- [Provided material]:
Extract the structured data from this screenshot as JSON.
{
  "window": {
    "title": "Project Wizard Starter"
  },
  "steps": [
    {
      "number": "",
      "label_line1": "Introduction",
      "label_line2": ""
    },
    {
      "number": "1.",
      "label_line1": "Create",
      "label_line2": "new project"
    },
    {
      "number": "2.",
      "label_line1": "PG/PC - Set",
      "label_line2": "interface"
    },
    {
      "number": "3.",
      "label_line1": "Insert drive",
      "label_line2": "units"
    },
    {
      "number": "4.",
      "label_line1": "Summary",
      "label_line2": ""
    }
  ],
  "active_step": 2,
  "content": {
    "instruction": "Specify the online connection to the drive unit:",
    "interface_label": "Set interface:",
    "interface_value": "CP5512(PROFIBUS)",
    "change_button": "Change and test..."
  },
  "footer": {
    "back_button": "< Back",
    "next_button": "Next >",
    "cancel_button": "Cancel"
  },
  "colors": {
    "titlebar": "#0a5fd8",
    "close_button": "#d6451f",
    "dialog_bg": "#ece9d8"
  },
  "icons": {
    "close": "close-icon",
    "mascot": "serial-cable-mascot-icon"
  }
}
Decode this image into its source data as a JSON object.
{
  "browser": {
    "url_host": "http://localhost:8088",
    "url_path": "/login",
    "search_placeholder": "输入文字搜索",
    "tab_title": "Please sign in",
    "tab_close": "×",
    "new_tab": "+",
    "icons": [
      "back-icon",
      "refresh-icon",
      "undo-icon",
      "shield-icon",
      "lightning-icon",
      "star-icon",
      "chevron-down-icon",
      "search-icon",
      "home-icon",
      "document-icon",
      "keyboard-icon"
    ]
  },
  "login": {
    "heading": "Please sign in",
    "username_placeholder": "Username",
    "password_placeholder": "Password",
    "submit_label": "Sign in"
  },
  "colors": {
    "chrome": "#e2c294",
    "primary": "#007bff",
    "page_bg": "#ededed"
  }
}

- [Task prompt]:
How many lines in the data contain the string "Please"? Respond with the number only.

- [Full solution]:
2